### Source data
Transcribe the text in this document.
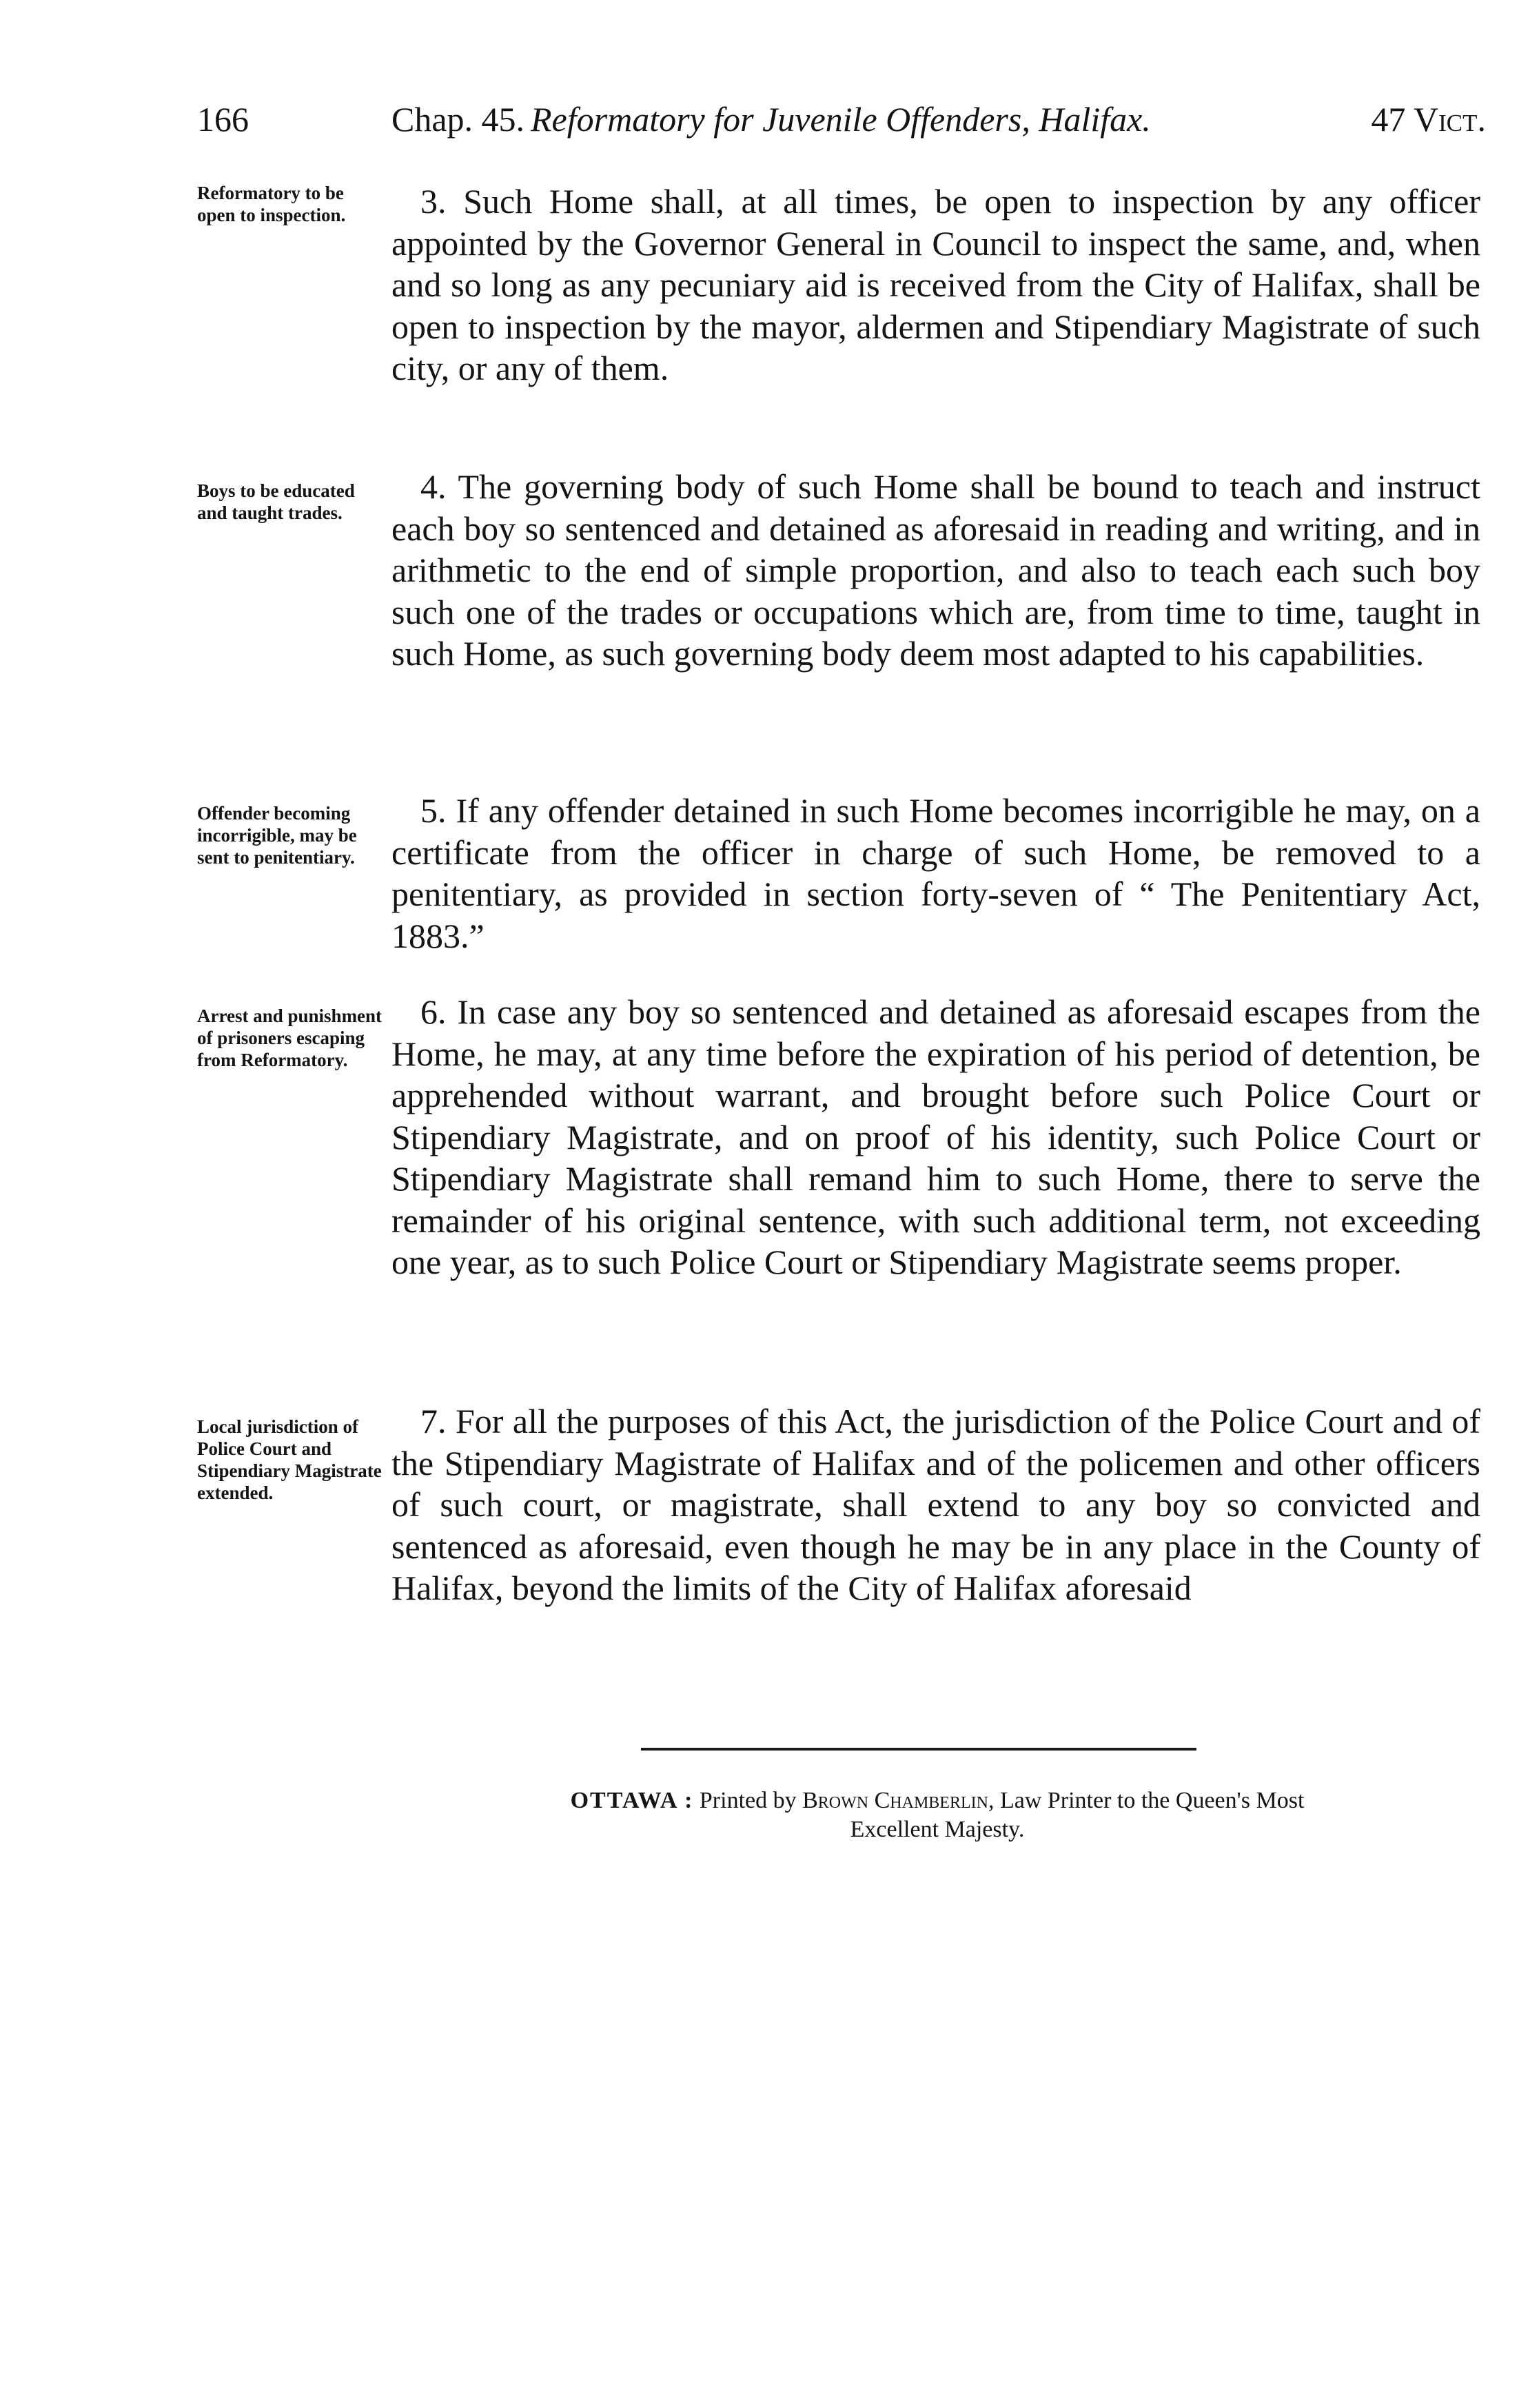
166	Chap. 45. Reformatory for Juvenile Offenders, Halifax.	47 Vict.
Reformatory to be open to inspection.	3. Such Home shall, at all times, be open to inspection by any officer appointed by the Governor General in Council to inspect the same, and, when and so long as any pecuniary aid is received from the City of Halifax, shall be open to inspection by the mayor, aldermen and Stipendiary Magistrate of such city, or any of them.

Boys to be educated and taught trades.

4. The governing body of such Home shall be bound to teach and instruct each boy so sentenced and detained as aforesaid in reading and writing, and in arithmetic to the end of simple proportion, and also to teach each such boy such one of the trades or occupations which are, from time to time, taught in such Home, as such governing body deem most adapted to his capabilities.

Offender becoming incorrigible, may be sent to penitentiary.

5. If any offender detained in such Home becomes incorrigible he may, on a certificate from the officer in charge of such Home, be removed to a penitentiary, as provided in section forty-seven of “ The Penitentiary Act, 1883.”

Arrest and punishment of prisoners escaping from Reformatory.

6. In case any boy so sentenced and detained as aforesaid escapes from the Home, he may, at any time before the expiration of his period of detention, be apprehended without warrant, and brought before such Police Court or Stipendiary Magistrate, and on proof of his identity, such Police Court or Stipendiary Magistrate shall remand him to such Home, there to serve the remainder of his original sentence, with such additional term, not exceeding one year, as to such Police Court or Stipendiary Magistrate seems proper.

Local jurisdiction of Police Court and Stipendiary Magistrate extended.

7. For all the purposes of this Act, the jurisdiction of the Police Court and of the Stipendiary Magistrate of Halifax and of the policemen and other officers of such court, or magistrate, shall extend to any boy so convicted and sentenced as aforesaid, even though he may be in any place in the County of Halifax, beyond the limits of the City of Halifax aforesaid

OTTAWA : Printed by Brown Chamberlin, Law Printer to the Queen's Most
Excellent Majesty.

---

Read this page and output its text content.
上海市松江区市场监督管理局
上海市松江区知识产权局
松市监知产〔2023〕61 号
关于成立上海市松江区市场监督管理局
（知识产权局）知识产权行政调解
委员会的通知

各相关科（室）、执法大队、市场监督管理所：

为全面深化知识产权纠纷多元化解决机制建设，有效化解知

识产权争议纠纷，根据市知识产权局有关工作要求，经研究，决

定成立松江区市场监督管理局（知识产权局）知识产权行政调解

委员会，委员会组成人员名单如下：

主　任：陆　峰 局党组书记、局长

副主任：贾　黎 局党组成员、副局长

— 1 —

==

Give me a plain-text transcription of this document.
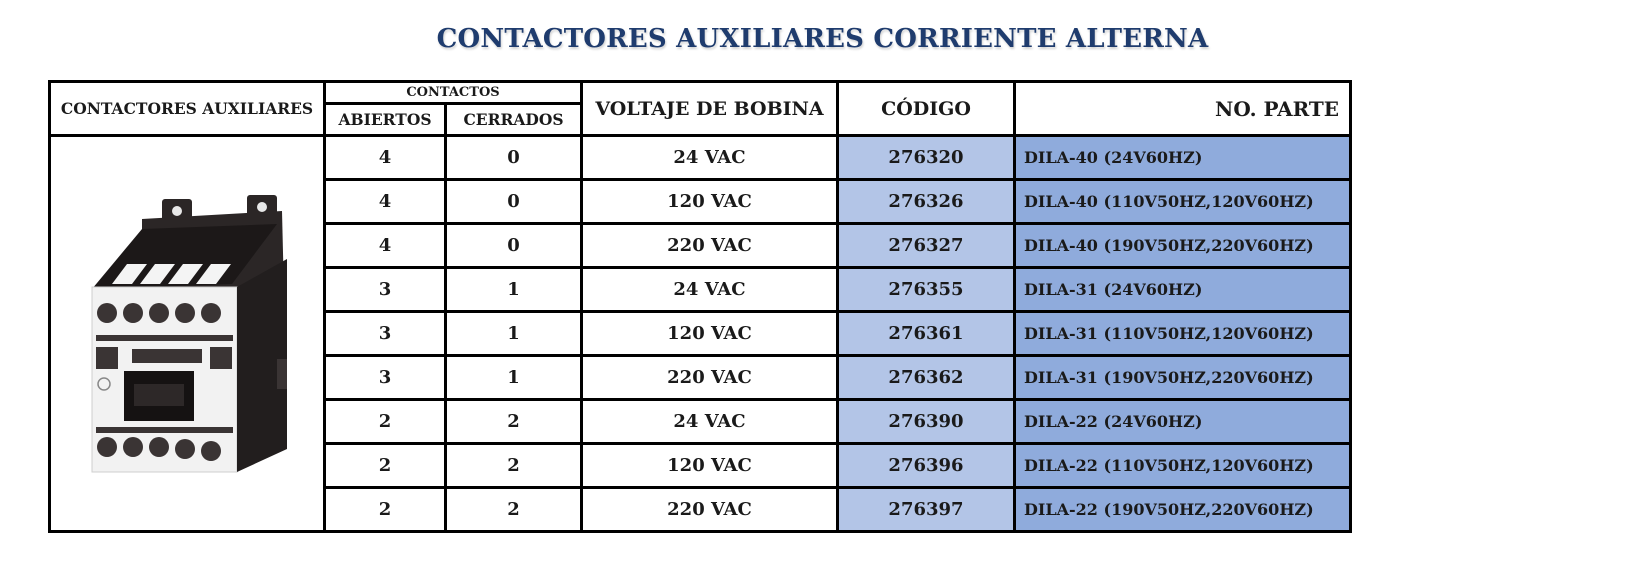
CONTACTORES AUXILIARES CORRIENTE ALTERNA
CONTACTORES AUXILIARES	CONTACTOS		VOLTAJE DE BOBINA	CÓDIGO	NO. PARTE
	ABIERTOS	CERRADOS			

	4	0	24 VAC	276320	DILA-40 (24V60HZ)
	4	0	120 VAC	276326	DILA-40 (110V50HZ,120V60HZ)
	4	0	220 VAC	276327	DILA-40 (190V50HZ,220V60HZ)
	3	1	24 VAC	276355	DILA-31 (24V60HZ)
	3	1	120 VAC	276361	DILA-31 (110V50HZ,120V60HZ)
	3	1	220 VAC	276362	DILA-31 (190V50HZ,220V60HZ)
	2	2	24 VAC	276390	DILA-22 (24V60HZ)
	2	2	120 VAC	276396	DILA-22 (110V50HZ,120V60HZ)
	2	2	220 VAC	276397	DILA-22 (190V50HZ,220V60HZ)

### Challenge
Find all lines holding the string "Court" and copy them.

### The output
6. In case any boy so sentenced and detained as aforesaid escapes from the Home, he may, at any time before the expiration of his period of detention, be apprehended without warrant, and brought before such Police Court or Stipendiary Magistrate, and on proof of his identity, such Police Court or Stipendiary Magistrate shall remand him to such Home, there to serve the remainder of his original sentence, with such additional term, not exceeding one year, as to such Police Court or Stipendiary Magistrate seems proper.
Local jurisdiction of Police Court and Stipendiary Magistrate extended.
7. For all the purposes of this Act, the jurisdiction of the Police Court and of the Stipendiary Magistrate of Halifax and of the policemen and other officers of such court, or magistrate, shall extend to any boy so convicted and sentenced as aforesaid, even though he may be in any place in the County of Halifax, beyond the limits of the City of Halifax aforesaid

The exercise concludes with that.